Task requirements. Copy every line that holds "ANALYST".

..............................

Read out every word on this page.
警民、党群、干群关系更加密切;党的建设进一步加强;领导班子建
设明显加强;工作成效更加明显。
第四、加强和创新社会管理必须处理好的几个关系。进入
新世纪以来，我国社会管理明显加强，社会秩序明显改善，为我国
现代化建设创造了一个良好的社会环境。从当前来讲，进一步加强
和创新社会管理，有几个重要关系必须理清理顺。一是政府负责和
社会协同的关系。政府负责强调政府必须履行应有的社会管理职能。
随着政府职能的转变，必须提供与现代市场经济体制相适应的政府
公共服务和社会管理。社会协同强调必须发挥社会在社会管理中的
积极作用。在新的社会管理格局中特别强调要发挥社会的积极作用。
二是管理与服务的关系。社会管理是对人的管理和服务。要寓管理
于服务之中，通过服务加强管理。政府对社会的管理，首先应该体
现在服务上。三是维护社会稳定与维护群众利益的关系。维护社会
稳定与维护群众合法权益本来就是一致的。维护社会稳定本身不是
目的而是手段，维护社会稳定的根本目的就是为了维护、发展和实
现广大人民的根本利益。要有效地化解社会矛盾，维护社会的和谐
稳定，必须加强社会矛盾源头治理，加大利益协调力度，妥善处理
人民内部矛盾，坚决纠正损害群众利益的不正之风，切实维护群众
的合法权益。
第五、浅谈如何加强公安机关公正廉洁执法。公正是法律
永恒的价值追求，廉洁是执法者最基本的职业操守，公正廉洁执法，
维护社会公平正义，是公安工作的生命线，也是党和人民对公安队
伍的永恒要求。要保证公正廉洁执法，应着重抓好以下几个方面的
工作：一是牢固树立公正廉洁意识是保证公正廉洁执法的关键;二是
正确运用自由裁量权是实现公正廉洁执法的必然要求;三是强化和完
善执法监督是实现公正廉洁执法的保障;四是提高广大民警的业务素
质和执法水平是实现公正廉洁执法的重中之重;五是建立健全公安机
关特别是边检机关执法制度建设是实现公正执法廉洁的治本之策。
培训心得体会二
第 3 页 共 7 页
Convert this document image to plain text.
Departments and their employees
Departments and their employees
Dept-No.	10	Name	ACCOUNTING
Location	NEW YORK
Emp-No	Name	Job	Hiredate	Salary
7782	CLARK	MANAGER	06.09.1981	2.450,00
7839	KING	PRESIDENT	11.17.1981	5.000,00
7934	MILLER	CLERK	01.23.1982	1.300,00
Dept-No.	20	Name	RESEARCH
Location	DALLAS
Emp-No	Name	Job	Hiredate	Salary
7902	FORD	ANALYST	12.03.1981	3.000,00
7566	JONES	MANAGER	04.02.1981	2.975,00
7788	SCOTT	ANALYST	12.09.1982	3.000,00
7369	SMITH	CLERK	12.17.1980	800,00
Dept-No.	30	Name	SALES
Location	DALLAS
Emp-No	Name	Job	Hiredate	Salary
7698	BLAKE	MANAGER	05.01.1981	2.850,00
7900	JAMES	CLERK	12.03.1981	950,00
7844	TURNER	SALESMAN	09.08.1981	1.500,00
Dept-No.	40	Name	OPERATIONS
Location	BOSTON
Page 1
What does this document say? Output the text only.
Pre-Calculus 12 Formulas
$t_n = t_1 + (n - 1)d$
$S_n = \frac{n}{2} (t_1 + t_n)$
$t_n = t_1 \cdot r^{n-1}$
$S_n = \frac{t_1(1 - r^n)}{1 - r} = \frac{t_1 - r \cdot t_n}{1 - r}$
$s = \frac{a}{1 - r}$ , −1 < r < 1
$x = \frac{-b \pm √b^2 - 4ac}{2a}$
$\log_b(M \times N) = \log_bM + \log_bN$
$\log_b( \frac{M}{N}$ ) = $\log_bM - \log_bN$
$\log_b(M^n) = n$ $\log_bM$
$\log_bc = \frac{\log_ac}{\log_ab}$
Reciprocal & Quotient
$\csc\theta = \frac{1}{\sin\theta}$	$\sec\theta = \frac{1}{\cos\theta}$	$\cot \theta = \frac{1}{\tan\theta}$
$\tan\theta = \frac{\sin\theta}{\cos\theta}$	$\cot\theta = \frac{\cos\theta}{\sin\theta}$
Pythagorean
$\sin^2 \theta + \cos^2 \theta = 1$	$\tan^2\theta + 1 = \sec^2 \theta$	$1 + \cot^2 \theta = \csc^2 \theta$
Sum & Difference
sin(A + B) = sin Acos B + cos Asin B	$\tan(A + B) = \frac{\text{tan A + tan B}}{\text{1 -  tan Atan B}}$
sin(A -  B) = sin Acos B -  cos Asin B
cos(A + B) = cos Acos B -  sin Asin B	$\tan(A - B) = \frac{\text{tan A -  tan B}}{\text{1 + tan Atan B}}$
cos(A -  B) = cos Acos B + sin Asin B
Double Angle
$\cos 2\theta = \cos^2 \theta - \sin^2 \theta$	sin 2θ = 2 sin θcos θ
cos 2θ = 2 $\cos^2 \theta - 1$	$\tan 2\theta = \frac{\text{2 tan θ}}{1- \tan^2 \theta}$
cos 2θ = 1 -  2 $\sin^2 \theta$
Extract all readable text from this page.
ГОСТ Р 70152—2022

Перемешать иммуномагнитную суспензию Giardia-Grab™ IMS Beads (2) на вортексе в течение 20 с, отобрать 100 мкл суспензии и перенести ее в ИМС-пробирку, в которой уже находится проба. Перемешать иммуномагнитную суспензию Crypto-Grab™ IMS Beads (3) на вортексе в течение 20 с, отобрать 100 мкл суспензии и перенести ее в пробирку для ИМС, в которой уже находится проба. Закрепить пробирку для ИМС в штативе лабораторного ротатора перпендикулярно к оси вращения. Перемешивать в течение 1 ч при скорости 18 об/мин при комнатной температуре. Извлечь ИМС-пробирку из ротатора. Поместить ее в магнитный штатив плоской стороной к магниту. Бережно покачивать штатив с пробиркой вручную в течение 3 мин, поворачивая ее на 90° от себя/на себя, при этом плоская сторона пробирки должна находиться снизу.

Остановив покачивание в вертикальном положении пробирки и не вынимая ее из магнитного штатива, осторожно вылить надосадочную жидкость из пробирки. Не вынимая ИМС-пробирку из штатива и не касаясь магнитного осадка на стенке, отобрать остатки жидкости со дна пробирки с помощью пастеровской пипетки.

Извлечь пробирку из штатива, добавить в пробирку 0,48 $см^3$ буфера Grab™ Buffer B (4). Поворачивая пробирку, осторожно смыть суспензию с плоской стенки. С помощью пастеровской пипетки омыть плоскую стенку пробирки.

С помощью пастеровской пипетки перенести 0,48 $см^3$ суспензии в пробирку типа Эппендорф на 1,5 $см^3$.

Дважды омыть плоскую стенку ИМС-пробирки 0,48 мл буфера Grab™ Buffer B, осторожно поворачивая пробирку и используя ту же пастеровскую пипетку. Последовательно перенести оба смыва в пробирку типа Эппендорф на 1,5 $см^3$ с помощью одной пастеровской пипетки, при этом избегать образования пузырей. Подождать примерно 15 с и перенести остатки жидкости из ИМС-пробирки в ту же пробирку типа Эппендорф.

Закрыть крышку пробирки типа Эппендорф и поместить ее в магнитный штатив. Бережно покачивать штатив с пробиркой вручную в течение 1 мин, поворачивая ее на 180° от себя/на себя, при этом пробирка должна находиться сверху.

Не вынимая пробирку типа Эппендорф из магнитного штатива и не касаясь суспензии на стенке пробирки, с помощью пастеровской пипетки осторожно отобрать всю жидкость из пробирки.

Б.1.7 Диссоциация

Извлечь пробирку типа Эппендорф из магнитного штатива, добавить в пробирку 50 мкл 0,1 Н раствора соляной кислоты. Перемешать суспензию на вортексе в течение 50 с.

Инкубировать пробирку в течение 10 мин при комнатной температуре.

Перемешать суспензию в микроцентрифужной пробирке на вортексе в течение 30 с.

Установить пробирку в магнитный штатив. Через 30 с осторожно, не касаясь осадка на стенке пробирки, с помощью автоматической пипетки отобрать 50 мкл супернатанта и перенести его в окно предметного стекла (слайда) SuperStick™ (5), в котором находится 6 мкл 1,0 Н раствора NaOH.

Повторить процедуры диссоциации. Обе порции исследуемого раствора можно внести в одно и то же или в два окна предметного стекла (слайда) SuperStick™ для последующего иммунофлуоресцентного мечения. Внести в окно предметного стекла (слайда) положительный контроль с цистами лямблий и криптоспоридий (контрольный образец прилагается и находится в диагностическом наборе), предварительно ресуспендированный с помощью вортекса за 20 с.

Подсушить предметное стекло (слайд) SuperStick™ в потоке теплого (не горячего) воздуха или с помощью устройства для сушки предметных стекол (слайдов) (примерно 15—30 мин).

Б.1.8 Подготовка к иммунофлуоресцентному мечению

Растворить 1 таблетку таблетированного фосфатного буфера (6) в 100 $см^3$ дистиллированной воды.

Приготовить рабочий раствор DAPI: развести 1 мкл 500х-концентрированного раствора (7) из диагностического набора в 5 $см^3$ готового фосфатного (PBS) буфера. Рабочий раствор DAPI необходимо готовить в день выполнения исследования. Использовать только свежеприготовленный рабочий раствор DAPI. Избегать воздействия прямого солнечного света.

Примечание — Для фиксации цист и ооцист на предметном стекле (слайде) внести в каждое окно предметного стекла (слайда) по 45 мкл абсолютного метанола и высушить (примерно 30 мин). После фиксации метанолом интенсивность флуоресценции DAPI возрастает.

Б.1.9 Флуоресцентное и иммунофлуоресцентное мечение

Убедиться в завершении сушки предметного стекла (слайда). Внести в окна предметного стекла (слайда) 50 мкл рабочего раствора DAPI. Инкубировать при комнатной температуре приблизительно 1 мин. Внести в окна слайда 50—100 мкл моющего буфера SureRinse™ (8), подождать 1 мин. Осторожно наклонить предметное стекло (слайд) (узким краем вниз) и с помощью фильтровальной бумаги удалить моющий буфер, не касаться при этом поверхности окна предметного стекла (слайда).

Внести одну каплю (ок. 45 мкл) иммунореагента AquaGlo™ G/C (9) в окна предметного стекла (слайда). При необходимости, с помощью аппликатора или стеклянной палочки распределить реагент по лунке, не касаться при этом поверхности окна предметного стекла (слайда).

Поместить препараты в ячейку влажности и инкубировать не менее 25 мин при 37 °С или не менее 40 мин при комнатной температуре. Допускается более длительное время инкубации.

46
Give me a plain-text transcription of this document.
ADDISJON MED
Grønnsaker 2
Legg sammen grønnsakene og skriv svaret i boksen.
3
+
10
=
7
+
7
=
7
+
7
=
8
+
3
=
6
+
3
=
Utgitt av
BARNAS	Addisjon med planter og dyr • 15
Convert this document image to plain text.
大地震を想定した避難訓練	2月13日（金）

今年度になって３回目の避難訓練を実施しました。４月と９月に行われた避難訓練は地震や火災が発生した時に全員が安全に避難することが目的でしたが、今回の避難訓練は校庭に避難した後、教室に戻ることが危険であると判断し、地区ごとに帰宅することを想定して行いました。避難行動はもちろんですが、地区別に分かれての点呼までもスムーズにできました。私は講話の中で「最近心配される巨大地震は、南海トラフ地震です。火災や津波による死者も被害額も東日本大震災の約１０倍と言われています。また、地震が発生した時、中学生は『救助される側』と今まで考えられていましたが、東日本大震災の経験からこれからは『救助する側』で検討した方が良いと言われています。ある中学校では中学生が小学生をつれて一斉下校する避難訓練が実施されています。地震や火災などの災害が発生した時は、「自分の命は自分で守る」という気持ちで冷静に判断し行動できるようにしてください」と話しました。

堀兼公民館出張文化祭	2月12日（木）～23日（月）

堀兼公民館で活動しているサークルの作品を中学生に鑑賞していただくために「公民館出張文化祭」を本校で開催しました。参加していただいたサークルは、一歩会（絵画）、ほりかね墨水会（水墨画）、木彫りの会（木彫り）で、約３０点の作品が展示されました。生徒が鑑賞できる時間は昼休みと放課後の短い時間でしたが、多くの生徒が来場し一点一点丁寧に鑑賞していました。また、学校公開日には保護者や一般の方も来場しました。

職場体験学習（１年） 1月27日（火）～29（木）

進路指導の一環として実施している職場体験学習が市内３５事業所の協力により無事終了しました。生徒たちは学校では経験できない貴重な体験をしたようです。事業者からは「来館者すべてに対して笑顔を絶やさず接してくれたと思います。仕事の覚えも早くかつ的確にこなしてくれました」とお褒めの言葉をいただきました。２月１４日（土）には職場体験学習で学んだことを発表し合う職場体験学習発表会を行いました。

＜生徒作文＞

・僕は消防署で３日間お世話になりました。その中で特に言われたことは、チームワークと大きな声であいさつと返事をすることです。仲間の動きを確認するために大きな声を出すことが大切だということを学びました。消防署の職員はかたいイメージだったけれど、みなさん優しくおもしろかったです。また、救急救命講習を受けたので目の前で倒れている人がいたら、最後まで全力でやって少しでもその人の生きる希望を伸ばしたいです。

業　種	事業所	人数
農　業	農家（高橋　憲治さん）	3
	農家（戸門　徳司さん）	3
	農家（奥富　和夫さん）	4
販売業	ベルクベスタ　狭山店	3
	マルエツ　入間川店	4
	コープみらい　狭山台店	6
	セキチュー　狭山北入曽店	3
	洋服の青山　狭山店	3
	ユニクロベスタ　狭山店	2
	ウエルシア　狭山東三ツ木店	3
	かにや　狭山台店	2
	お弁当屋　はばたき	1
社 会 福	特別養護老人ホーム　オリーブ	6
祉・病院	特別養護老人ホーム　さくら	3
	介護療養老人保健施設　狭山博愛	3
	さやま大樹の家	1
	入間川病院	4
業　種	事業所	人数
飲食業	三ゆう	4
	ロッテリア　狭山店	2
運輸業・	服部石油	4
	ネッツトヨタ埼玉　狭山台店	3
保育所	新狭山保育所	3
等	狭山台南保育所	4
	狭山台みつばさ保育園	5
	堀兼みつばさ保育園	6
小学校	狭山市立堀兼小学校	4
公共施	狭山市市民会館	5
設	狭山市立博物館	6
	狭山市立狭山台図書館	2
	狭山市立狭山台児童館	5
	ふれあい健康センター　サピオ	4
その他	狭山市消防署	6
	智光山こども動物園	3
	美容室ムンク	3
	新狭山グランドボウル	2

..............................

Task answer.
7902	FORD	ANALYST	12.03.1981	3.000,00
7788	SCOTT	ANALYST	12.09.1982	3.000,00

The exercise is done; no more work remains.